▶ AIM OF THE EXERCISE: Print out the material that follows word for word.

▶ DATA TO PROCESS:
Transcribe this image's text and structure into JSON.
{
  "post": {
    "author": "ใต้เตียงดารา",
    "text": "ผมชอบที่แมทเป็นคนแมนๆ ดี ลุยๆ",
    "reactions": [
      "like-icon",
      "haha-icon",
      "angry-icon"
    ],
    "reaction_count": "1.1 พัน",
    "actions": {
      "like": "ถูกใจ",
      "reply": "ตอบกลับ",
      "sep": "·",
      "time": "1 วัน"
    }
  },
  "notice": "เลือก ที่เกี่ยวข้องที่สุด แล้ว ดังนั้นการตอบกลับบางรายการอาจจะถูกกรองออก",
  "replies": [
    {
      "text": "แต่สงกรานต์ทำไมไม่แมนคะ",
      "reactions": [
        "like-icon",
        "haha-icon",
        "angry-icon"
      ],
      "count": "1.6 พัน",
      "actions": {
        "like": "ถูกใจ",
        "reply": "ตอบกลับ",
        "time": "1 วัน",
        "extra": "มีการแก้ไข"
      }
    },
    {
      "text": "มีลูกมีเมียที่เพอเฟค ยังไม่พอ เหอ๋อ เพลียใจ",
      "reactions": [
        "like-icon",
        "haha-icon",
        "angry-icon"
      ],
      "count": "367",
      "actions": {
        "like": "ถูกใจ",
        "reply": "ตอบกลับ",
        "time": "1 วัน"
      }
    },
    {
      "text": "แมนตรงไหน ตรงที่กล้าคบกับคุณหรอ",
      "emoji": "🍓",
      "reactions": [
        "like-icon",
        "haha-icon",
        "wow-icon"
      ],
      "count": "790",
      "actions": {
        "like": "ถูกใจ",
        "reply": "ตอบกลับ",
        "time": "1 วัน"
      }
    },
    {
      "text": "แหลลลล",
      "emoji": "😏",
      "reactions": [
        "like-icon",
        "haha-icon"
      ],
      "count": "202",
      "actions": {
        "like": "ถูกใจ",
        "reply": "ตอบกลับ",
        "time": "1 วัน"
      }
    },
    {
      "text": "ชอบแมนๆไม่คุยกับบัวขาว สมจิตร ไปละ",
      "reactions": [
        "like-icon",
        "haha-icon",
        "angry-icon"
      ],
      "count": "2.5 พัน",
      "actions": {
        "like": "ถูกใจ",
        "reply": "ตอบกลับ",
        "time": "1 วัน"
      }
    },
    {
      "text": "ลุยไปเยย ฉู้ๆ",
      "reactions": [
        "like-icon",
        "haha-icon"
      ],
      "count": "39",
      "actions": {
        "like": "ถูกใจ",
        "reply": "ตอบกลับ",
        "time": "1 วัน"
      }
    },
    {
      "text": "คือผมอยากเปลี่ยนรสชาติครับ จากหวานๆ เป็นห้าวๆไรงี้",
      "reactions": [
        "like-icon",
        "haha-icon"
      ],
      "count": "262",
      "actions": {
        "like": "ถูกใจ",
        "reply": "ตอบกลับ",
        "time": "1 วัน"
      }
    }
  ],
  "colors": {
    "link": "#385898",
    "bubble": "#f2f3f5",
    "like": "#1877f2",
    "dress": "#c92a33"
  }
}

▶ OUTPUT FOR THIS EXERCISE:
Transcribe this image's text and structure into JSON.
{
  "post": {
    "author": "ใต้เตียงดารา",
    "text": "ผมชอบที่แมทเป็นคนแมนๆ ดี ลุยๆ",
    "reactions": [
      "like-icon",
      "haha-icon",
      "angry-icon"
    ],
    "reaction_count": "1.1 พัน",
    "actions": {
      "like": "ถูกใจ",
      "reply": "ตอบกลับ",
      "sep": "·",
      "time": "1 วัน"
    }
  },
  "notice": "เลือก ที่เกี่ยวข้องที่สุด แล้ว ดังนั้นการตอบกลับบางรายการอาจจะถูกกรองออก",
  "replies": [
    {
      "text": "แต่สงกรานต์ทำไมไม่แมนคะ",
      "reactions": [
        "like-icon",
        "haha-icon",
        "angry-icon"
      ],
      "count": "1.6 พัน",
      "actions": {
        "like": "ถูกใจ",
        "reply": "ตอบกลับ",
        "time": "1 วัน",
        "extra": "มีการแก้ไข"
      }
    },
    {
      "text": "มีลูกมีเมียที่เพอเฟค ยังไม่พอ เหอ๋อ เพลียใจ",
      "reactions": [
        "like-icon",
        "haha-icon",
        "angry-icon"
      ],
      "count": "367",
      "actions": {
        "like": "ถูกใจ",
        "reply": "ตอบกลับ",
        "time": "1 วัน"
      }
    },
    {
      "text": "แมนตรงไหน ตรงที่กล้าคบกับคุณหรอ",
      "emoji": "🍓",
      "reactions": [
        "like-icon",
        "haha-icon",
        "wow-icon"
      ],
      "count": "790",
      "actions": {
        "like": "ถูกใจ",
        "reply": "ตอบกลับ",
        "time": "1 วัน"
      }
    },
    {
      "text": "แหลลลล",
      "emoji": "😏",
      "reactions": [
        "like-icon",
        "haha-icon"
      ],
      "count": "202",
      "actions": {
        "like": "ถูกใจ",
        "reply": "ตอบกลับ",
        "time": "1 วัน"
      }
    },
    {
      "text": "ชอบแมนๆไม่คุยกับบัวขาว สมจิตร ไปละ",
      "reactions": [
        "like-icon",
        "haha-icon",
        "angry-icon"
      ],
      "count": "2.5 พัน",
      "actions": {
        "like": "ถูกใจ",
        "reply": "ตอบกลับ",
        "time": "1 วัน"
      }
    },
    {
      "text": "ลุยไปเยย ฉู้ๆ",
      "reactions": [
        "like-icon",
        "haha-icon"
      ],
      "count": "39",
      "actions": {
        "like": "ถูกใจ",
        "reply": "ตอบกลับ",
        "time": "1 วัน"
      }
    },
    {
      "text": "คือผมอยากเปลี่ยนรสชาติครับ จากหวานๆ เป็นห้าวๆไรงี้",
      "reactions": [
        "like-icon",
        "haha-icon"
      ],
      "count": "262",
      "actions": {
        "like": "ถูกใจ",
        "reply": "ตอบกลับ",
        "time": "1 วัน"
      }
    }
  ],
  "colors": {
    "link": "#385898",
    "bubble": "#f2f3f5",
    "like": "#1877f2",
    "dress": "#c92a33"
  }
}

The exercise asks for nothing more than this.